= DIRECTIONS =
Report all lines from the entries below in which "https" appears.

-- START OF ITEMS --

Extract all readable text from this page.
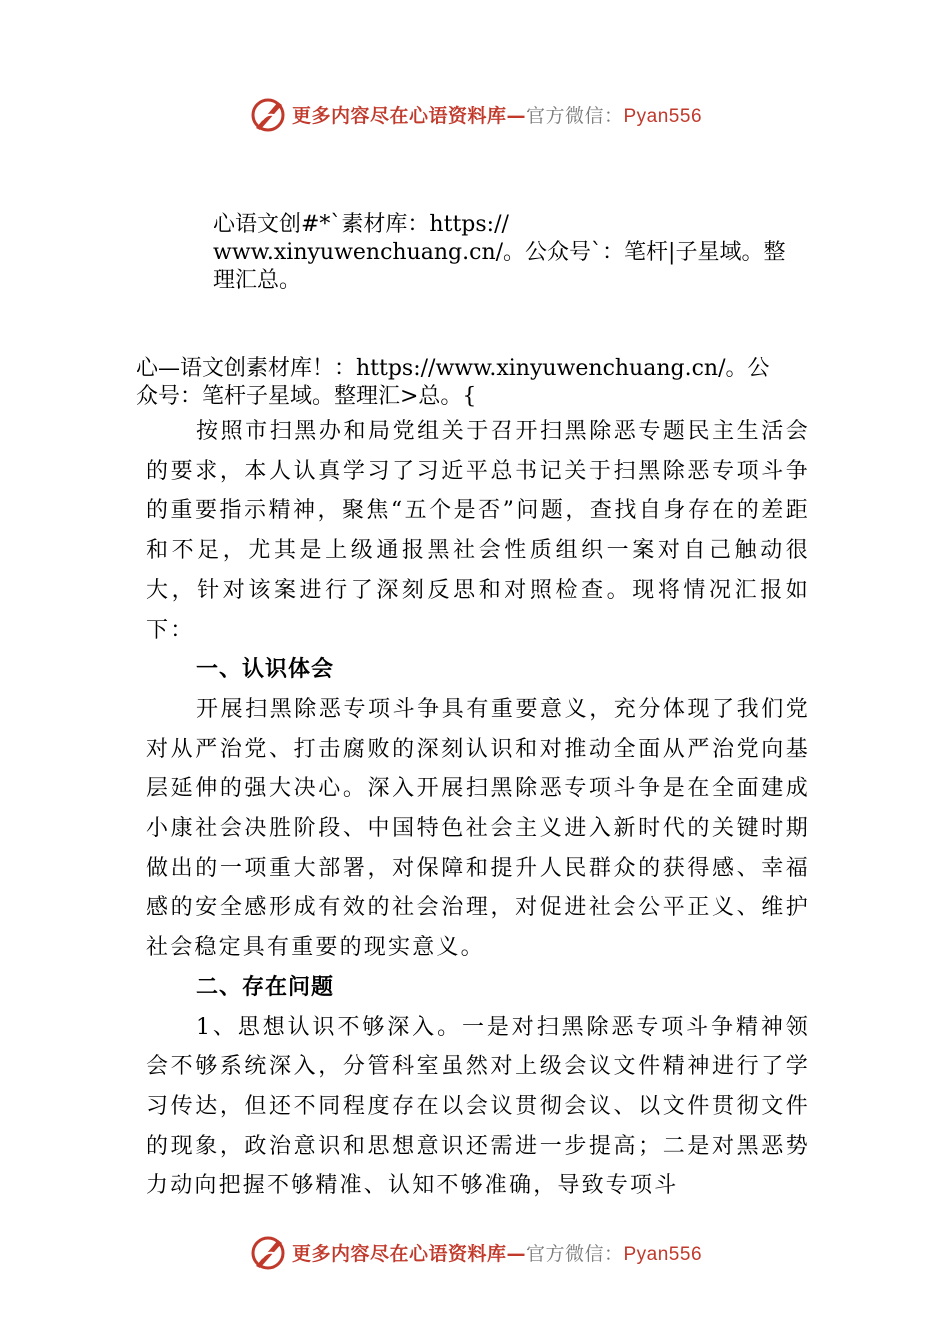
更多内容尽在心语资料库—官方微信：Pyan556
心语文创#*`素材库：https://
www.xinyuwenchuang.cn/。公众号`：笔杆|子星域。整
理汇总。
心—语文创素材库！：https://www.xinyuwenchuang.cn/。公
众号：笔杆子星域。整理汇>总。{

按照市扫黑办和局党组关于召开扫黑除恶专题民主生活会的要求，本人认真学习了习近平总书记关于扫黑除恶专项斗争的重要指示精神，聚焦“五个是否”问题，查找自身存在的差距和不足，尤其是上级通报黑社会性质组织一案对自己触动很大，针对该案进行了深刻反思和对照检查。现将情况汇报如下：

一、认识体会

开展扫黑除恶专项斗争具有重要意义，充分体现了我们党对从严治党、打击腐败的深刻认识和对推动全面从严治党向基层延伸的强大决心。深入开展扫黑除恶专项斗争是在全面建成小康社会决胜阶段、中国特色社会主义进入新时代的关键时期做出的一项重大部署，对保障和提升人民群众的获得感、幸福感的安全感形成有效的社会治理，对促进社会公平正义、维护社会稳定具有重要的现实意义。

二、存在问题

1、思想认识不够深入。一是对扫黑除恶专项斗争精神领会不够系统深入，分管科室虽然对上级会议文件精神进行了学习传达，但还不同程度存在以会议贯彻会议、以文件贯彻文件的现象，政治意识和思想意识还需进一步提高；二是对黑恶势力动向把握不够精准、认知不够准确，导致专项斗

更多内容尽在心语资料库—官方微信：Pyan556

-- END OF ITEMS --

= TASK ANSWER =
心语文创#*`素材库：https://
心—语文创素材库！：https://www.xinyuwenchuang.cn/。公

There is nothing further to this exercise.